(Saved data entries)
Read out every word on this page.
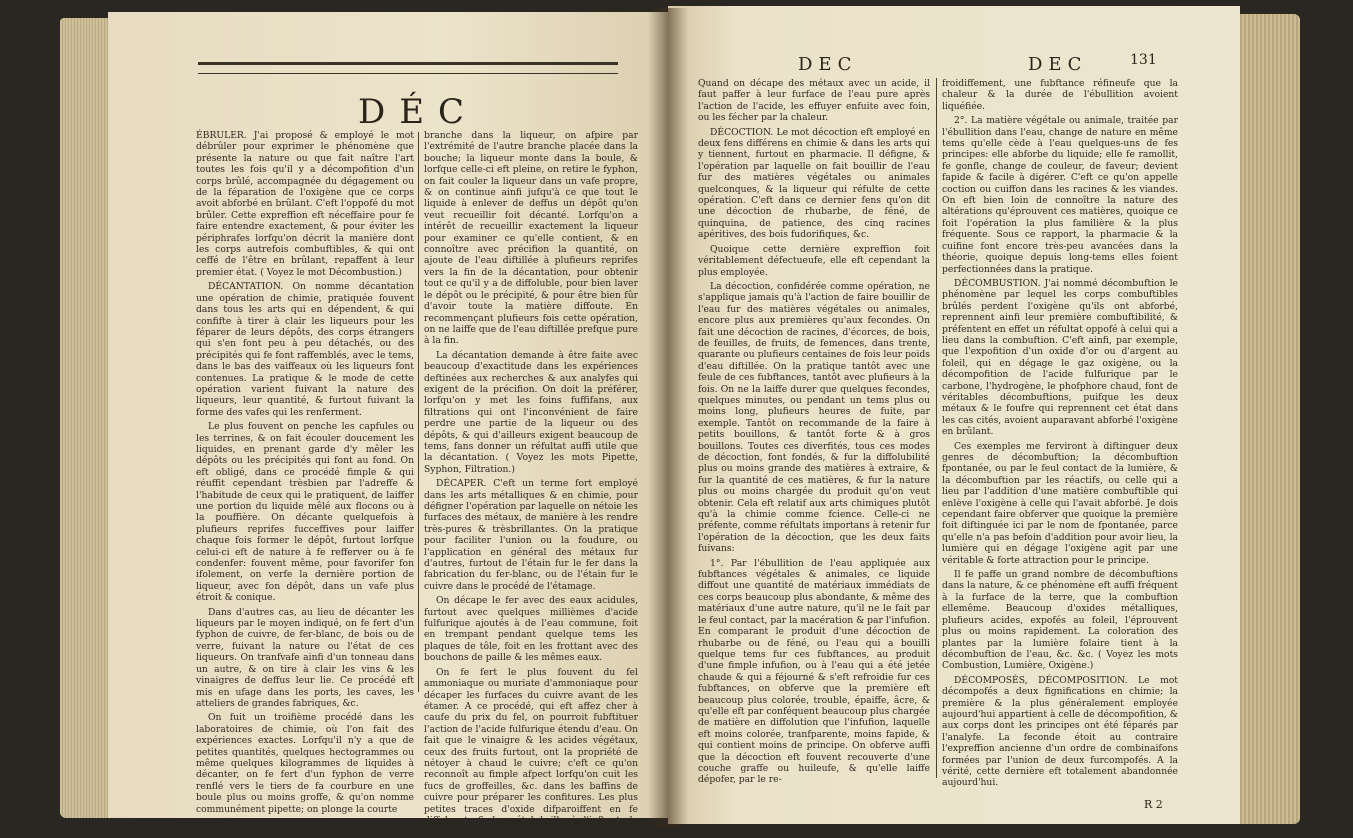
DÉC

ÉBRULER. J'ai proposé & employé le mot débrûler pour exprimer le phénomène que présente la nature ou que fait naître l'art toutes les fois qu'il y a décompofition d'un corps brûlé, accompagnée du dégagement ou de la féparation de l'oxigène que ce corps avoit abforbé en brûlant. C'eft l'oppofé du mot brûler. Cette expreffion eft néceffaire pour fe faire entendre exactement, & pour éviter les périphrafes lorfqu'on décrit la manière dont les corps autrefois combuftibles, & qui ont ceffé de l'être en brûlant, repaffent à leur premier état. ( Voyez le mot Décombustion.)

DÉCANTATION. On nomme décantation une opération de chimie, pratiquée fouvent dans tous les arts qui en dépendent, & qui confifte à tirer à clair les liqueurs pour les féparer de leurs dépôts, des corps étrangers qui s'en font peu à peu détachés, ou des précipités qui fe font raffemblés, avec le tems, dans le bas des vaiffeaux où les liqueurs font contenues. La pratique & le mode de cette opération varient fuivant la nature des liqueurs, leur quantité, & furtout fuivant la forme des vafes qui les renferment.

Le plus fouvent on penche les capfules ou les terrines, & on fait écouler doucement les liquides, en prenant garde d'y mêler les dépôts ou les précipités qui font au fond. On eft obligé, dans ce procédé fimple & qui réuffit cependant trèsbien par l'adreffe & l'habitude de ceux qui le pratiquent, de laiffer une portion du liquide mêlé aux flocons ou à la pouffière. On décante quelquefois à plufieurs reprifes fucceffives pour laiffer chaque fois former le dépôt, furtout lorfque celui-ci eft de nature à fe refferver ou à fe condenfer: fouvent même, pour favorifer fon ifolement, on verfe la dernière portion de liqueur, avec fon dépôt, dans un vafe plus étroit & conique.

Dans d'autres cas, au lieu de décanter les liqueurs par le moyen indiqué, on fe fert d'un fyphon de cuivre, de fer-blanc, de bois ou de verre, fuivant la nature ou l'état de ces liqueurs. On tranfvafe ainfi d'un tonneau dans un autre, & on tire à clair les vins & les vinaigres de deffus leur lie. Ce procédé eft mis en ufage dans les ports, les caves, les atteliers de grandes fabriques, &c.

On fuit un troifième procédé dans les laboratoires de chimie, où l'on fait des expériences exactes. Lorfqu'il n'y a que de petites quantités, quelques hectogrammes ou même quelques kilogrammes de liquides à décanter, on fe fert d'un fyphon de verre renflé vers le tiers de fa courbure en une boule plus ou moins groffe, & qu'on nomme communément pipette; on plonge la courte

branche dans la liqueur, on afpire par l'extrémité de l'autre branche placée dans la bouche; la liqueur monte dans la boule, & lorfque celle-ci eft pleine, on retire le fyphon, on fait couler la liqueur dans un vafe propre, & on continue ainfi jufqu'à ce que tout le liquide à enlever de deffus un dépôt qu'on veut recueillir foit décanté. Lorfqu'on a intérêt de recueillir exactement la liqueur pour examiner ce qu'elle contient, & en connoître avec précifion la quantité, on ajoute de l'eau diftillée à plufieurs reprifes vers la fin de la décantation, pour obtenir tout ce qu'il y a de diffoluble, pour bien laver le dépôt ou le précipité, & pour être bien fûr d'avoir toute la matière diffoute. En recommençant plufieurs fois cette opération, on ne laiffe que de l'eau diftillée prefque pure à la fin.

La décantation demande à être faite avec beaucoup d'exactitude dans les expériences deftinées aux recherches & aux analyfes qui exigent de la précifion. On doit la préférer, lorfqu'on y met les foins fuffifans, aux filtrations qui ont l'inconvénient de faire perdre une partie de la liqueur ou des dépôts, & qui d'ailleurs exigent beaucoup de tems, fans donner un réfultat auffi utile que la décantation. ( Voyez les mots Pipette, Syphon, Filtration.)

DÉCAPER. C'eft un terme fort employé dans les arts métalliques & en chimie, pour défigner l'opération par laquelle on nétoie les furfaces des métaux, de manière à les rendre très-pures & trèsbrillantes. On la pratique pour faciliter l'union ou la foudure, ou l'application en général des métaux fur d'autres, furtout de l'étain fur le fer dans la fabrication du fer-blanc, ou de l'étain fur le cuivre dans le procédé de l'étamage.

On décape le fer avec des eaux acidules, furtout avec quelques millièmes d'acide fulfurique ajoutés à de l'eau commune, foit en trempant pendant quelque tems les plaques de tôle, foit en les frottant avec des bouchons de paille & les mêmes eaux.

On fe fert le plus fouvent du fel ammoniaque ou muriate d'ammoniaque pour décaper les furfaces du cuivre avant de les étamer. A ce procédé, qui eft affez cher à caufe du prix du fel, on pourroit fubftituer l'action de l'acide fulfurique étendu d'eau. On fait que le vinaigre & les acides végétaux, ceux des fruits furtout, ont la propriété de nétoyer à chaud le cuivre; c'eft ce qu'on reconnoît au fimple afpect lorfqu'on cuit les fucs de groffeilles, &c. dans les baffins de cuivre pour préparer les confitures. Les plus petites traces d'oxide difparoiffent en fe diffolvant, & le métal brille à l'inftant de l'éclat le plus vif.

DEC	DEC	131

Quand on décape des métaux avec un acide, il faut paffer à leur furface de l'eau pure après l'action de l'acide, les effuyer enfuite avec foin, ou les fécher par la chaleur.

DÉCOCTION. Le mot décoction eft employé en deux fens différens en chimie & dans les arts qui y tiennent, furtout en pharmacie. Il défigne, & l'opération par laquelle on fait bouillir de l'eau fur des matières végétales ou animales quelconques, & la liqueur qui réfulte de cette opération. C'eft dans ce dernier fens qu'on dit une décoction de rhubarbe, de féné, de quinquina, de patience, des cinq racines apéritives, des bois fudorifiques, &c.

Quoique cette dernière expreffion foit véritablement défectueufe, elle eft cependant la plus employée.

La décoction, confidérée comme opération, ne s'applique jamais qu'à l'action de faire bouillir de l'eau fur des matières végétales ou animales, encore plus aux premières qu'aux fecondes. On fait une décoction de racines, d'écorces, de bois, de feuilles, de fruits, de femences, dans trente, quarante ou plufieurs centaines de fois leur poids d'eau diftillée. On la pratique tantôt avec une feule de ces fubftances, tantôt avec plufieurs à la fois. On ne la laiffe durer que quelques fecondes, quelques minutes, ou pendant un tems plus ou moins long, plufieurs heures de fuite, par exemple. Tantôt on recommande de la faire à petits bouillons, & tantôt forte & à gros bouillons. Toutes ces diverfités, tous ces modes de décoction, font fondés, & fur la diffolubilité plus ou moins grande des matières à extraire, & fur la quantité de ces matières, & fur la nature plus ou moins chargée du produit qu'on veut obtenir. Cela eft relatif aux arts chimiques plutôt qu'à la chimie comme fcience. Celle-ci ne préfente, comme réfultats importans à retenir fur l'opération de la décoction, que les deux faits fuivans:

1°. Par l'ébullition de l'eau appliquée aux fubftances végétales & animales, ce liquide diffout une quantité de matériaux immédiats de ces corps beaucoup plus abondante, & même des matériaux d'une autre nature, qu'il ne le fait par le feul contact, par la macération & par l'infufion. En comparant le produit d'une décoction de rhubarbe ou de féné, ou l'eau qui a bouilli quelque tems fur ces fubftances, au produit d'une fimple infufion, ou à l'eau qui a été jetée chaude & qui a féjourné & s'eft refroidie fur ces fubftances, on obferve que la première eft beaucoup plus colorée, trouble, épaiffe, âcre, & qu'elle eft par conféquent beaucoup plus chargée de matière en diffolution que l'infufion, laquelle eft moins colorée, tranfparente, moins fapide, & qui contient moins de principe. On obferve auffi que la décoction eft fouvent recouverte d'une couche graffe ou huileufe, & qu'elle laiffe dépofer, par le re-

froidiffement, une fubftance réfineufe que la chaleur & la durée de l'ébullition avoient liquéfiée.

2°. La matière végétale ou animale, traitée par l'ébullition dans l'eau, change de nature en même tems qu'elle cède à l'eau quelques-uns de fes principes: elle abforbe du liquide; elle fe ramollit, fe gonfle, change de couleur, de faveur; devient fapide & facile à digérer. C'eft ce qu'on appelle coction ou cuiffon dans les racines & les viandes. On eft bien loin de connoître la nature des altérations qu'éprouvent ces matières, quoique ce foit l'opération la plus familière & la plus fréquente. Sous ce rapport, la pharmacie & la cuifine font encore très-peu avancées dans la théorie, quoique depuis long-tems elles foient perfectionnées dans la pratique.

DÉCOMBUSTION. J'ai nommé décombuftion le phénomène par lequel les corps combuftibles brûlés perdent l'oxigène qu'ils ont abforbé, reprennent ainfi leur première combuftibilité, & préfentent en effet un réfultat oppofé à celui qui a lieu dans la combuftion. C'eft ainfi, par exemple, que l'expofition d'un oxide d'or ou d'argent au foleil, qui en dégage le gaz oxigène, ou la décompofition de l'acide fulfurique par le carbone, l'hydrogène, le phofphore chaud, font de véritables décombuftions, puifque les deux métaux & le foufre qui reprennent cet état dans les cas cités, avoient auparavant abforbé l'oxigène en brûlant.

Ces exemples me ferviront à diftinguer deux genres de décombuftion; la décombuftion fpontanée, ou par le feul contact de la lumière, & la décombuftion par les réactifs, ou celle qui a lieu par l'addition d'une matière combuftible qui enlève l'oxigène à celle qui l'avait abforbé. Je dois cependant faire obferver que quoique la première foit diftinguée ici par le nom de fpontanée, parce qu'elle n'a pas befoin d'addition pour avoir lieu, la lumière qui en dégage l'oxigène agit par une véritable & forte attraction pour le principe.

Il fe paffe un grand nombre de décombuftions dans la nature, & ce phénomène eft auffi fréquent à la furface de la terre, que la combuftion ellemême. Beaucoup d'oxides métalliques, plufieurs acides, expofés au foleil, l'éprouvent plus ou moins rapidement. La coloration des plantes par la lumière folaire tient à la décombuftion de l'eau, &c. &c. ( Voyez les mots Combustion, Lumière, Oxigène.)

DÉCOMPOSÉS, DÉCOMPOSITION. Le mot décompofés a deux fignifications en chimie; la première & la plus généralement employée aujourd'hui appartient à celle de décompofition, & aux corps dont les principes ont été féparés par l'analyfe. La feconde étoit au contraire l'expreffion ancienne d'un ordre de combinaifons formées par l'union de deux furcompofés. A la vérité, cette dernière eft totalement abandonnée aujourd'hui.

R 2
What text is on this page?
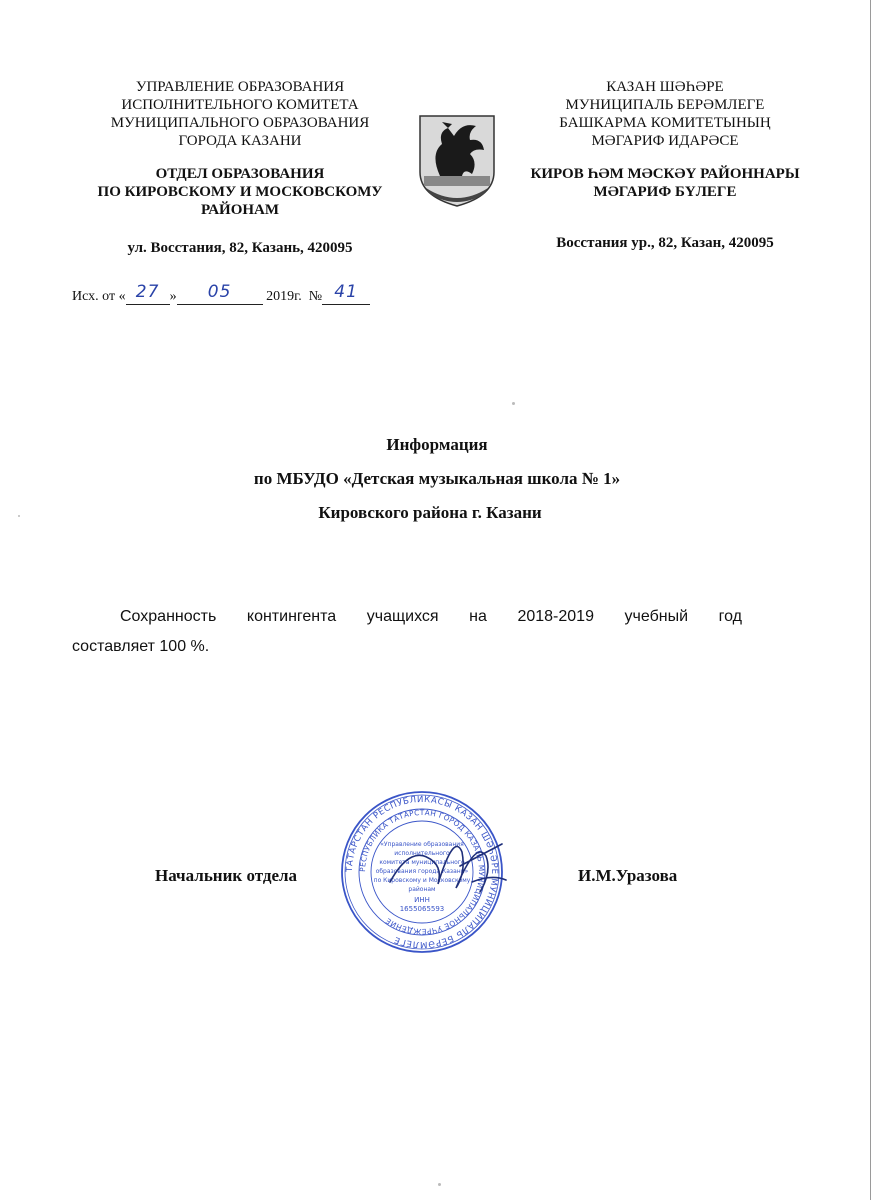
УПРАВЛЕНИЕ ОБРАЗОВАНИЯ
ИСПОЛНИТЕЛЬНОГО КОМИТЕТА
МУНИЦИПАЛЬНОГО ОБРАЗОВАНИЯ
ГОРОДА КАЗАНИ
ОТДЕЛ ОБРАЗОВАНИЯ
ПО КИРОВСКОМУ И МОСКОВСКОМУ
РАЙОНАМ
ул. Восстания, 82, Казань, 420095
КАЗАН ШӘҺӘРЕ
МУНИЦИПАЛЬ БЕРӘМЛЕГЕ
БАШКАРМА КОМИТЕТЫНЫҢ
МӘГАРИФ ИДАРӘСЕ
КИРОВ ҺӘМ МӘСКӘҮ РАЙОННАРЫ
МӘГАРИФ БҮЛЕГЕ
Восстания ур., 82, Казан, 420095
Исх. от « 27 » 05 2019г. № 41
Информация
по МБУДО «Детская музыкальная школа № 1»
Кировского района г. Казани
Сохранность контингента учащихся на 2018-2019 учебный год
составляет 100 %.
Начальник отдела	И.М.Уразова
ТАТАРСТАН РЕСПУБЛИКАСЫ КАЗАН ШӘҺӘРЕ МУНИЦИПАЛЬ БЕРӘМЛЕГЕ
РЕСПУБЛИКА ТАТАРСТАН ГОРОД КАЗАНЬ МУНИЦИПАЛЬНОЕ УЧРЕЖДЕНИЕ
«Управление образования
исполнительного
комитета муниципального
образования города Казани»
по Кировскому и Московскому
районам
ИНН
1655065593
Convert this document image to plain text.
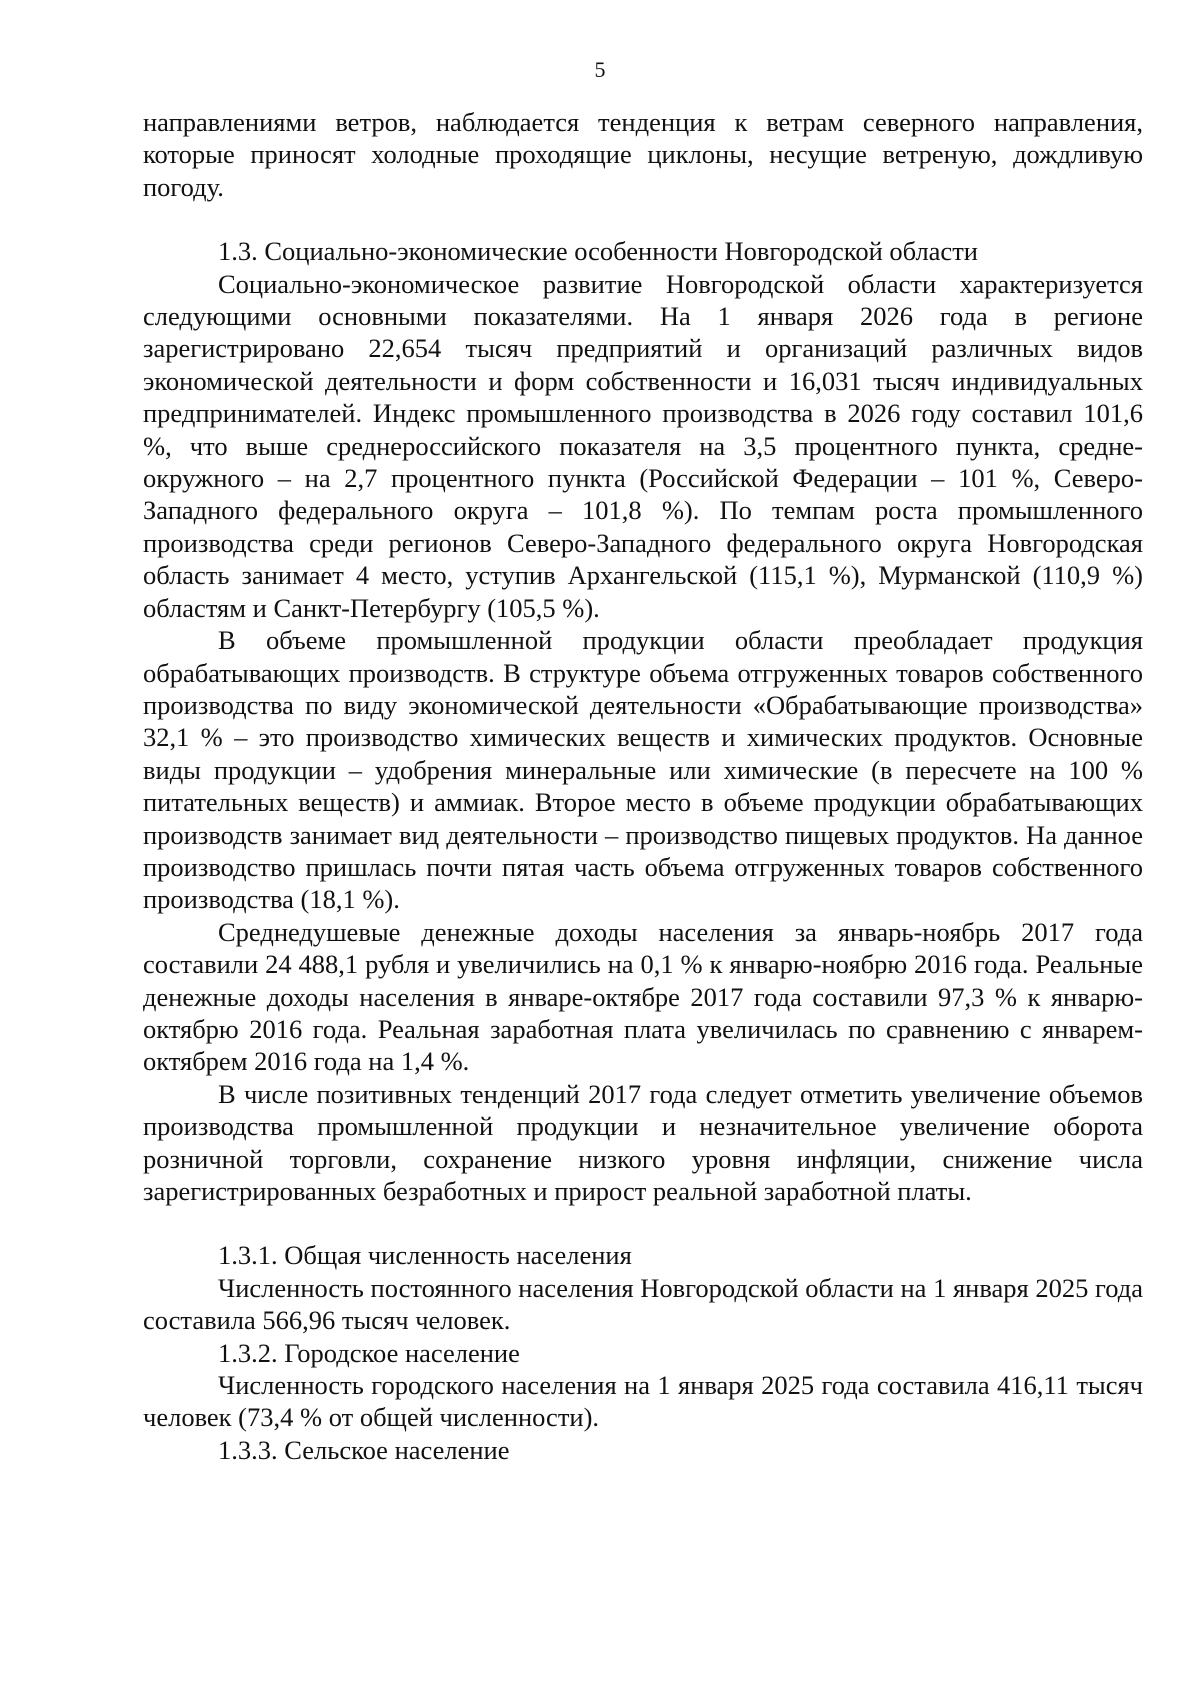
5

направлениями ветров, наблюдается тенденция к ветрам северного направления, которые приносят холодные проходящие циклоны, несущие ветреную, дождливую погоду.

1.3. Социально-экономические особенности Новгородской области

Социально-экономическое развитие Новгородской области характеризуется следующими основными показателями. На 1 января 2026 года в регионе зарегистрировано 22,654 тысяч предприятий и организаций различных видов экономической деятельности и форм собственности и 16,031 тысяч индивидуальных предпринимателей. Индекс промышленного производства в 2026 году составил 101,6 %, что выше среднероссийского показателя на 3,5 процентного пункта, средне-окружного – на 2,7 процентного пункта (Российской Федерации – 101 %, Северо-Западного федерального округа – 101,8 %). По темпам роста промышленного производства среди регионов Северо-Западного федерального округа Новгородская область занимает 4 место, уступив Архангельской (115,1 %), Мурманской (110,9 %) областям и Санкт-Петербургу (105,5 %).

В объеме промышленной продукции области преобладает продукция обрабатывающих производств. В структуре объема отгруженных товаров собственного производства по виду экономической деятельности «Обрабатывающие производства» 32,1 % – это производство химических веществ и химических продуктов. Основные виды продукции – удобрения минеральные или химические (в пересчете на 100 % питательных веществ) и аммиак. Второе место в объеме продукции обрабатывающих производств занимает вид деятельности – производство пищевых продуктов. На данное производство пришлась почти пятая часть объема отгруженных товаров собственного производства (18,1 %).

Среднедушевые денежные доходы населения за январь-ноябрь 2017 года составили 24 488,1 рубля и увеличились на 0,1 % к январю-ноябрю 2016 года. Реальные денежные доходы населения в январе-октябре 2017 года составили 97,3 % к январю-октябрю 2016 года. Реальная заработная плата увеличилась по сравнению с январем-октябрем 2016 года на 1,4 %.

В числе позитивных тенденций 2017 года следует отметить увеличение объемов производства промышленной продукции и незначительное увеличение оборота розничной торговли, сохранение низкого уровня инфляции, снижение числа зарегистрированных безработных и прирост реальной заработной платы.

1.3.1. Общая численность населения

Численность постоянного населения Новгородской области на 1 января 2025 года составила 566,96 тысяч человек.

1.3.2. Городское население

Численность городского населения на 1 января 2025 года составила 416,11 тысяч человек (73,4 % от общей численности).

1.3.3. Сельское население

> **Task to carry out**
Search the lines above for the string "connoître", then show every one that has it.

> **In response**
branche dans la liqueur, on afpire par l'extrémité de l'autre branche placée dans la bouche; la liqueur monte dans la boule, & lorfque celle-ci eft pleine, on retire le fyphon, on fait couler la liqueur dans un vafe propre, & on continue ainfi jufqu'à ce que tout le liquide à enlever de deffus un dépôt qu'on veut recueillir foit décanté. Lorfqu'on a intérêt de recueillir exactement la liqueur pour examiner ce qu'elle contient, & en connoître avec précifion la quantité, on ajoute de l'eau diftillée à plufieurs reprifes vers la fin de la décantation, pour obtenir tout ce qu'il y a de diffoluble, pour bien laver le dépôt ou le précipité, & pour être bien fûr d'avoir toute la matière diffoute. En recommençant plufieurs fois cette opération, on ne laiffe que de l'eau diftillée prefque pure à la fin.
2°. La matière végétale ou animale, traitée par l'ébullition dans l'eau, change de nature en même tems qu'elle cède à l'eau quelques-uns de fes principes: elle abforbe du liquide; elle fe ramollit, fe gonfle, change de couleur, de faveur; devient fapide & facile à digérer. C'eft ce qu'on appelle coction ou cuiffon dans les racines & les viandes. On eft bien loin de connoître la nature des altérations qu'éprouvent ces matières, quoique ce foit l'opération la plus familière & la plus fréquente. Sous ce rapport, la pharmacie & la cuifine font encore très-peu avancées dans la théorie, quoique depuis long-tems elles foient perfectionnées dans la pratique.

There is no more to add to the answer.